[start of Data rows]

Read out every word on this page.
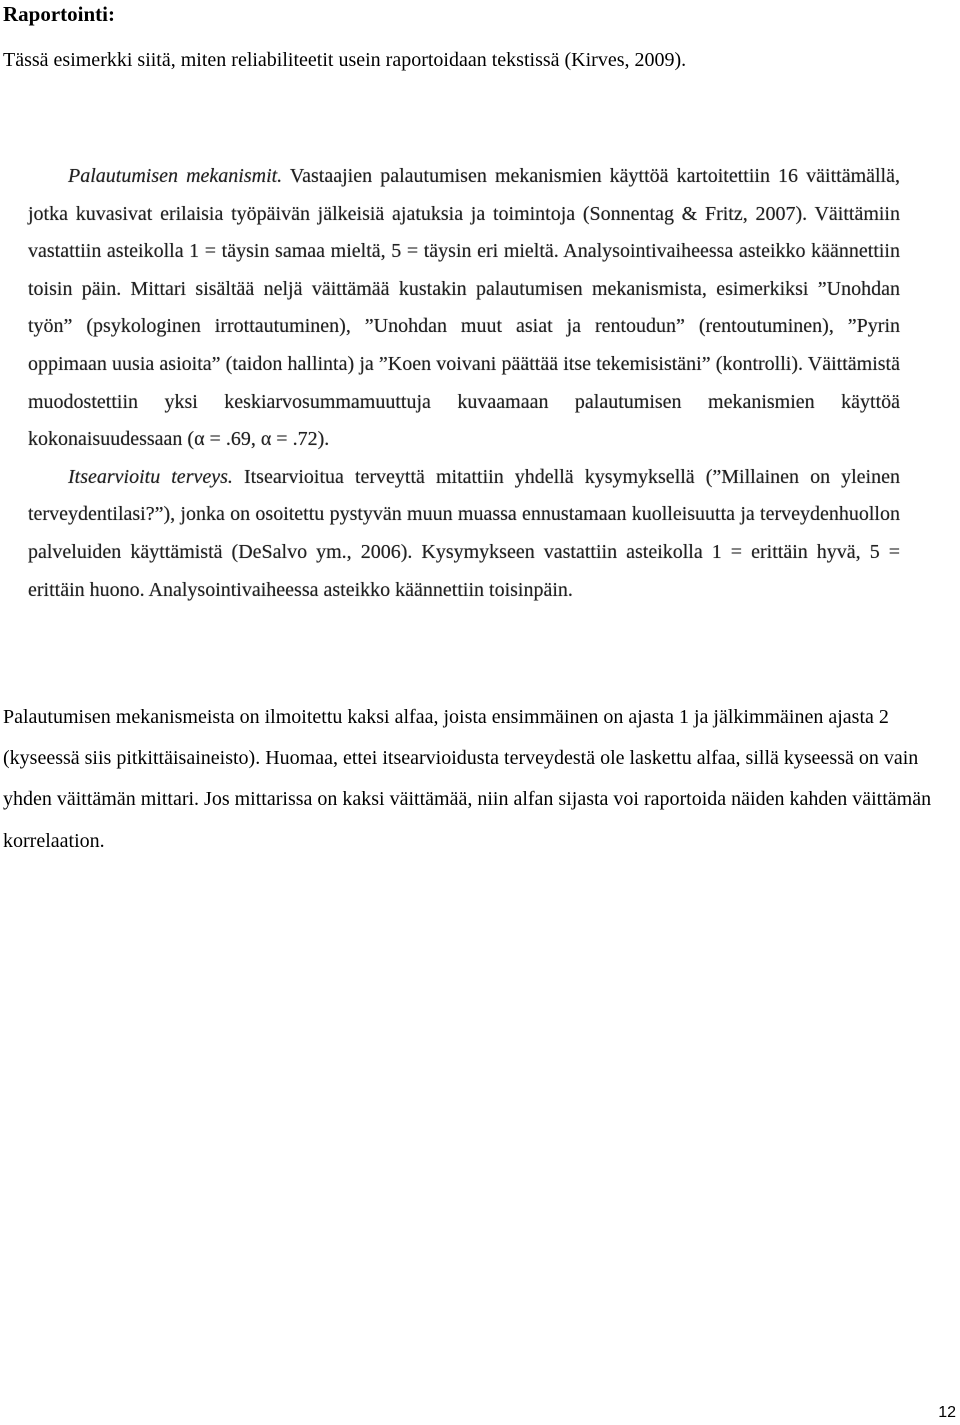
Raportointi:

Tässä esimerkki siitä, miten reliabiliteetit usein raportoidaan tekstissä (Kirves, 2009).

Palautumisen mekanismit. Vastaajien palautumisen mekanismien käyttöä kartoitettiin 16 väittämällä, jotka kuvasivat erilaisia työpäivän jälkeisiä ajatuksia ja toimintoja (Sonnentag & Fritz, 2007). Väittämiin vastattiin asteikolla 1 = täysin samaa mieltä, 5 = täysin eri mieltä. Analysointivaiheessa asteikko käännettiin toisin päin. Mittari sisältää neljä väittämää kustakin palautumisen mekanismista, esimerkiksi ”Unohdan työn” (psykologinen irrottautuminen), ”Unohdan muut asiat ja rentoudun” (rentoutuminen), ”Pyrin oppimaan uusia asioita” (taidon hallinta) ja ”Koen voivani päättää itse tekemisistäni” (kontrolli). Väittämistä muodostettiin yksi keskiarvosummamuuttuja kuvaamaan palautumisen mekanismien käyttöä kokonaisuudessaan (α = .69, α = .72).

Itsearvioitu terveys. Itsearvioitua terveyttä mitattiin yhdellä kysymyksellä (”Millainen on yleinen terveydentilasi?”), jonka on osoitettu pystyvän muun muassa ennustamaan kuolleisuutta ja terveydenhuollon palveluiden käyttämistä (DeSalvo ym., 2006). Kysymykseen vastattiin asteikolla 1 = erittäin hyvä, 5 = erittäin huono. Analysointivaiheessa asteikko käännettiin toisinpäin.

Palautumisen mekanismeista on ilmoitettu kaksi alfaa, joista ensimmäinen on ajasta 1 ja jälkimmäinen ajasta 2 (kyseessä siis pitkittäisaineisto). Huomaa, ettei itsearvioidusta terveydestä ole laskettu alfaa, sillä kyseessä on vain yhden väittämän mittari. Jos mittarissa on kaksi väittämää, niin alfan sijasta voi raportoida näiden kahden väittämän korrelaation.

12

[end of Data rows]

- _What you should do_
Set down the material exactly, every line of it, except for the pictures.

- _Full response_
Read out every word on this page.
Raportointi:

Tässä esimerkki siitä, miten reliabiliteetit usein raportoidaan tekstissä (Kirves, 2009).

Palautumisen mekanismit. Vastaajien palautumisen mekanismien käyttöä kartoitettiin 16 väittämällä, jotka kuvasivat erilaisia työpäivän jälkeisiä ajatuksia ja toimintoja (Sonnentag & Fritz, 2007). Väittämiin vastattiin asteikolla 1 = täysin samaa mieltä, 5 = täysin eri mieltä. Analysointivaiheessa asteikko käännettiin toisin päin. Mittari sisältää neljä väittämää kustakin palautumisen mekanismista, esimerkiksi ”Unohdan työn” (psykologinen irrottautuminen), ”Unohdan muut asiat ja rentoudun” (rentoutuminen), ”Pyrin oppimaan uusia asioita” (taidon hallinta) ja ”Koen voivani päättää itse tekemisistäni” (kontrolli). Väittämistä muodostettiin yksi keskiarvosummamuuttuja kuvaamaan palautumisen mekanismien käyttöä kokonaisuudessaan (α = .69, α = .72).

Itsearvioitu terveys. Itsearvioitua terveyttä mitattiin yhdellä kysymyksellä (”Millainen on yleinen terveydentilasi?”), jonka on osoitettu pystyvän muun muassa ennustamaan kuolleisuutta ja terveydenhuollon palveluiden käyttämistä (DeSalvo ym., 2006). Kysymykseen vastattiin asteikolla 1 = erittäin hyvä, 5 = erittäin huono. Analysointivaiheessa asteikko käännettiin toisinpäin.

Palautumisen mekanismeista on ilmoitettu kaksi alfaa, joista ensimmäinen on ajasta 1 ja jälkimmäinen ajasta 2 (kyseessä siis pitkittäisaineisto). Huomaa, ettei itsearvioidusta terveydestä ole laskettu alfaa, sillä kyseessä on vain yhden väittämän mittari. Jos mittarissa on kaksi väittämää, niin alfan sijasta voi raportoida näiden kahden väittämän korrelaation.

12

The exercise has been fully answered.